Among the records below, find each line that includes the string "wszyscy" and copy it.

§

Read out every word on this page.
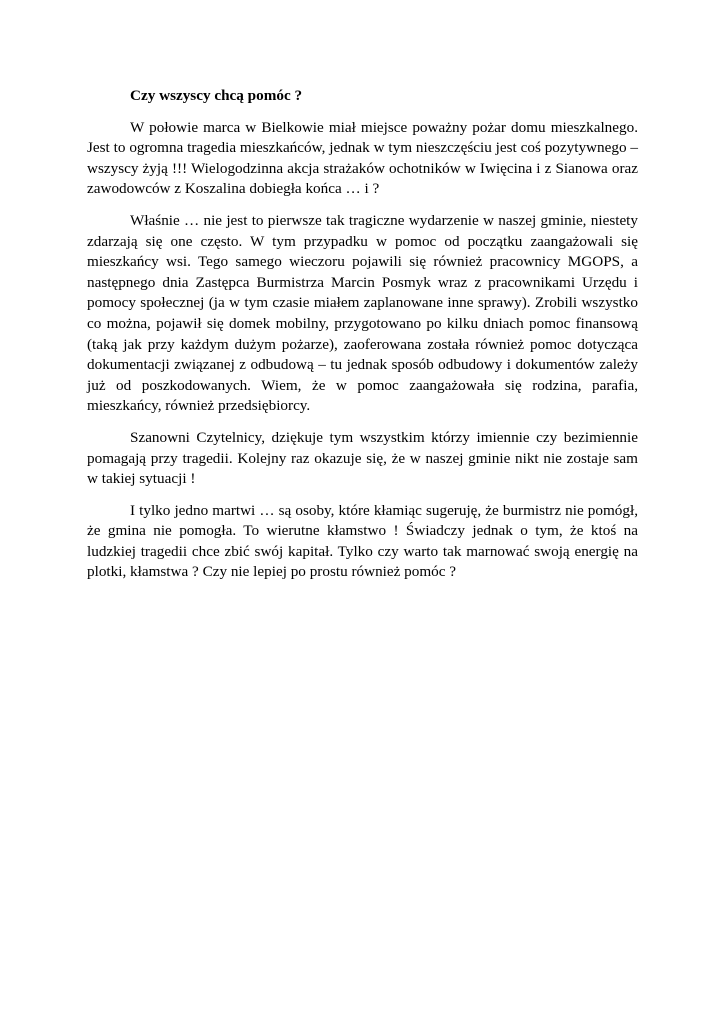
Czy wszyscy chcą pomóc ?

W połowie marca w Bielkowie miał miejsce poważny pożar domu mieszkalnego. Jest to ogromna tragedia mieszkańców, jednak w tym nieszczęściu jest coś pozytywnego – wszyscy żyją !!! Wielogodzinna akcja strażaków ochotników w Iwięcina i z Sianowa oraz zawodowców z Koszalina dobiegła końca … i ?

Właśnie … nie jest to pierwsze tak tragiczne wydarzenie w naszej gminie, niestety zdarzają się one często. W tym przypadku w pomoc od początku zaangażowali się mieszkańcy wsi. Tego samego wieczoru pojawili się również pracownicy MGOPS, a następnego dnia Zastępca Burmistrza Marcin Posmyk wraz z pracownikami Urzędu i pomocy społecznej (ja w tym czasie miałem zaplanowane inne sprawy). Zrobili wszystko co można, pojawił się domek mobilny, przygotowano po kilku dniach pomoc finansową (taką jak przy każdym dużym pożarze), zaoferowana została również pomoc dotycząca dokumentacji związanej z odbudową – tu jednak sposób odbudowy i dokumentów zależy już od poszkodowanych. Wiem, że w pomoc zaangażowała się rodzina, parafia, mieszkańcy, również przedsiębiorcy.

Szanowni Czytelnicy, dziękuje tym wszystkim którzy imiennie czy bezimiennie pomagają przy tragedii. Kolejny raz okazuje się, że w naszej gminie nikt nie zostaje sam w takiej sytuacji !

I tylko jedno martwi … są osoby, które kłamiąc sugeruję, że burmistrz nie pomógł, że gmina nie pomogła. To wierutne kłamstwo ! Świadczy jednak o tym, że ktoś na ludzkiej tragedii chce zbić swój kapitał. Tylko czy warto tak marnować swoją energię na plotki, kłamstwa ? Czy nie lepiej po prostu również pomóc ?
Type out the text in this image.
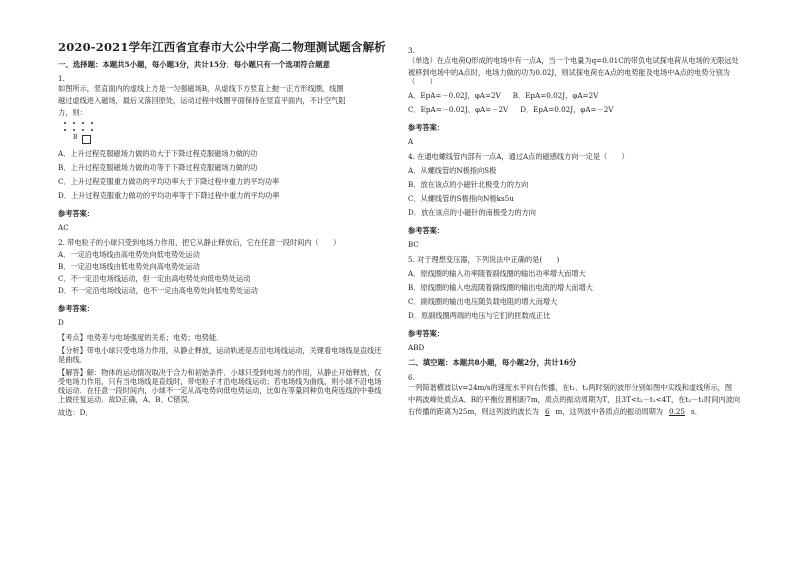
2020-2021学年江西省宜春市大公中学高二物理测试题含解析
一、选择题：本题共5小题，每小题3分，共计15分．每小题只有一个选项符合题意
1.
如图所示，竖直面内的虚线上方是一匀强磁场B，从虚线下方竖直上抛一正方形线圈，线圈
越过虚线进入磁场，最后又落回原处，运动过程中线圈平面保持在竖直平面内，不计空气阻
力，则：
B
A．上升过程克服磁场力做的功大于下降过程克服磁场力做的功
B．上升过程克服磁场力做的功等于下降过程克服磁场力做的功
C．上升过程克服重力做功的平均功率大于下降过程中重力的平均功率
D．上升过程克服重力做功的平均功率等于下降过程中重力的平均功率
参考答案：
AC
2. 带电粒子的小球只受到电场力作用，把它从静止释放后，它在任意一段时间内（　　）
A．一定沿电场线由高电势处向低电势处运动
B．一定沿电场线由低电势处向高电势处运动
C．不一定沿电场线运动，但一定由高电势处向低电势处运动
D．不一定沿电场线运动，也不一定由高电势处向低电势处运动
参考答案：
D
【考点】电势差与电场强度的关系；电势；电势能．
【分析】带电小球只受电场力作用，从静止释放，运动轨迹是否沿电场线运动，关键看电场线是直线还是曲线．
【解答】解：物体的运动情况取决于合力和初始条件．小球只受到电场力的作用，从静止开始释放，仅受电场力作用，只有当电场线是直线时，带电粒子才沿电场线运动；若电场线为曲线，则小球不沿电场线运动．在任意一段时间内，小球不一定从高电势向低电势运动，比如在等量同种负电荷连线的中垂线上做往复运动．故D正确，A、B、C错误．
故选：D．
3.
（单选）在点电荷Q形成的电场中有一点A，当一个电量为q=0.01C的带负电试探电荷从电场的无限远处
被移到电场中的A点时，电场力做的功为0.02J，则试探电荷在A点的电势能及电场中A点的电势分别为（　　）
A．EpA=－0.02J，φA=2V B．EpA=0.02J，φA=2V
C．EpA=－0.02J，φA=－2V D．EpA=0.02J，φA=－2V
参考答案：
A
4. 在通电螺线管内部有一点A，通过A点的磁感线方向一定是（　　）
A．从螺线管的N极指向S极
B．放在该点的小磁针北极受力的方向
C．从螺线管的S极指向N极ks5u
D．放在该点的小磁针的南极受力的方向
参考答案：
BC
5. 对于理想变压器，下列说法中正确的是(　　)
A．原线圈的输入功率随着副线圈的输出功率增大而增大
B．原线圈的输入电流随着副线圈的输出电流的增大而增大
C．副线圈的输出电压随负载电阻的增大而增大
D．原副线圈两端的电压与它们的匝数成正比
参考答案：
ABD
二、填空题：本题共8小题，每小题2分，共计16分
6.
一列简谐横波以v=24m/s的速度水平向右传播，在t₁、t₂两时刻的波形分别如图中实线和虚线所示，图
中两波峰处质点A、B的平衡位置相距7m，质点的振动周期为T，且3T<t₂－t₁<4T，在t₂－t₁时间内波向
右传播的距离为25m，则这列波的波长为 6 m，这列波中各质点的振动周期为 0.25 s．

§

**Worked answer**
Czy wszyscy chcą pomóc ?
W połowie marca w Bielkowie miał miejsce poważny pożar domu mieszkalnego. Jest to ogromna tragedia mieszkańców, jednak w tym nieszczęściu jest coś pozytywnego – wszyscy żyją !!! Wielogodzinna akcja strażaków ochotników w Iwięcina i z Sianowa oraz zawodowców z Koszalina dobiegła końca … i ?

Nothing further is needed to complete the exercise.